Skip the images and copy each record exactly as written.

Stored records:
*-*-*
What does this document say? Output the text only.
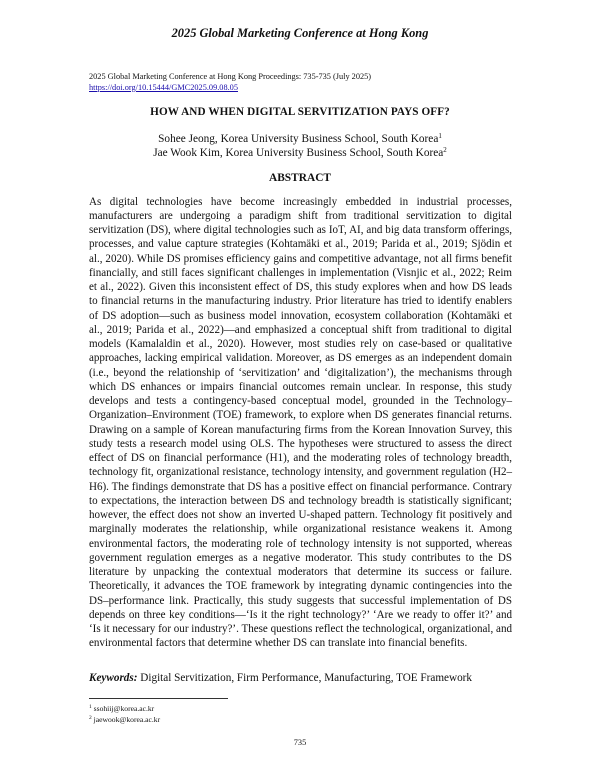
2025 Global Marketing Conference at Hong Kong
2025 Global Marketing Conference at Hong Kong Proceedings: 735-735 (July 2025)
https://doi.org/10.15444/GMC2025.09.08.05
HOW AND WHEN DIGITAL SERVITIZATION PAYS OFF?
Sohee Jeong, Korea University Business School, South Korea$^1$
Jae Wook Kim, Korea University Business School, South Korea$^2$
ABSTRACT
As digital technologies have become increasingly embedded in industrial processes, manufacturers are undergoing a paradigm shift from traditional servitization to digital servitization (DS), where digital technologies such as IoT, AI, and big data transform offerings, processes, and value capture strategies (Kohtamäki et al., 2019; Parida et al., 2019; Sjödin et al., 2020). While DS promises efficiency gains and competitive advantage, not all firms benefit financially, and still faces significant challenges in implementation (Visnjic et al., 2022; Reim et al., 2022). Given this inconsistent effect of DS, this study explores when and how DS leads to financial returns in the manufacturing industry. Prior literature has tried to identify enablers of DS adoption—such as business model innovation, ecosystem collaboration (Kohtamäki et al., 2019; Parida et al., 2022)—and emphasized a conceptual shift from traditional to digital models (Kamalaldin et al., 2020). However, most studies rely on case-based or qualitative approaches, lacking empirical validation. Moreover, as DS emerges as an independent domain (i.e., beyond the relationship of ‘servitization’ and ‘digitalization’), the mechanisms through which DS enhances or impairs financial outcomes remain unclear. In response, this study develops and tests a contingency-based conceptual model, grounded in the Technology–Organization–Environment (TOE) framework, to explore when DS generates financial returns. Drawing on a sample of Korean manufacturing firms from the Korean Innovation Survey, this study tests a research model using OLS. The hypotheses were structured to assess the direct effect of DS on financial performance (H1), and the moderating roles of technology breadth, technology fit, organizational resistance, technology intensity, and government regulation (H2–H6). The findings demonstrate that DS has a positive effect on financial performance. Contrary to expectations, the interaction between DS and technology breadth is statistically significant; however, the effect does not show an inverted U-shaped pattern. Technology fit positively and marginally moderates the relationship, while organizational resistance weakens it. Among environmental factors, the moderating role of technology intensity is not supported, whereas government regulation emerges as a negative moderator. This study contributes to the DS literature by unpacking the contextual moderators that determine its success or failure. Theoretically, it advances the TOE framework by integrating dynamic contingencies into the DS–performance link. Practically, this study suggests that successful implementation of DS depends on three key conditions—‘Is it the right technology?’ ‘Are we ready to offer it?’ and ‘Is it necessary for our industry?’. These questions reflect the technological, organizational, and environmental factors that determine whether DS can translate into financial benefits.
Keywords: Digital Servitization, Firm Performance, Manufacturing, TOE Framework
$^1$ ssohiij@korea.ac.kr
$^2$ jaewook@korea.ac.kr
735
*-*-*
#### SOLUTION
What does this document say? Output the text only.
2025 Global Marketing Conference at Hong Kong
2025 Global Marketing Conference at Hong Kong Proceedings: 735-735 (July 2025)
https://doi.org/10.15444/GMC2025.09.08.05
HOW AND WHEN DIGITAL SERVITIZATION PAYS OFF?
Sohee Jeong, Korea University Business School, South Korea$^1$
Jae Wook Kim, Korea University Business School, South Korea$^2$
ABSTRACT
As digital technologies have become increasingly embedded in industrial processes, manufacturers are undergoing a paradigm shift from traditional servitization to digital servitization (DS), where digital technologies such as IoT, AI, and big data transform offerings, processes, and value capture strategies (Kohtamäki et al., 2019; Parida et al., 2019; Sjödin et al., 2020). While DS promises efficiency gains and competitive advantage, not all firms benefit financially, and still faces significant challenges in implementation (Visnjic et al., 2022; Reim et al., 2022). Given this inconsistent effect of DS, this study explores when and how DS leads to financial returns in the manufacturing industry. Prior literature has tried to identify enablers of DS adoption—such as business model innovation, ecosystem collaboration (Kohtamäki et al., 2019; Parida et al., 2022)—and emphasized a conceptual shift from traditional to digital models (Kamalaldin et al., 2020). However, most studies rely on case-based or qualitative approaches, lacking empirical validation. Moreover, as DS emerges as an independent domain (i.e., beyond the relationship of ‘servitization’ and ‘digitalization’), the mechanisms through which DS enhances or impairs financial outcomes remain unclear. In response, this study develops and tests a contingency-based conceptual model, grounded in the Technology–Organization–Environment (TOE) framework, to explore when DS generates financial returns. Drawing on a sample of Korean manufacturing firms from the Korean Innovation Survey, this study tests a research model using OLS. The hypotheses were structured to assess the direct effect of DS on financial performance (H1), and the moderating roles of technology breadth, technology fit, organizational resistance, technology intensity, and government regulation (H2–H6). The findings demonstrate that DS has a positive effect on financial performance. Contrary to expectations, the interaction between DS and technology breadth is statistically significant; however, the effect does not show an inverted U-shaped pattern. Technology fit positively and marginally moderates the relationship, while organizational resistance weakens it. Among environmental factors, the moderating role of technology intensity is not supported, whereas government regulation emerges as a negative moderator. This study contributes to the DS literature by unpacking the contextual moderators that determine its success or failure. Theoretically, it advances the TOE framework by integrating dynamic contingencies into the DS–performance link. Practically, this study suggests that successful implementation of DS depends on three key conditions—‘Is it the right technology?’ ‘Are we ready to offer it?’ and ‘Is it necessary for our industry?’. These questions reflect the technological, organizational, and environmental factors that determine whether DS can translate into financial benefits.
Keywords: Digital Servitization, Firm Performance, Manufacturing, TOE Framework
$^1$ ssohiij@korea.ac.kr
$^2$ jaewook@korea.ac.kr
735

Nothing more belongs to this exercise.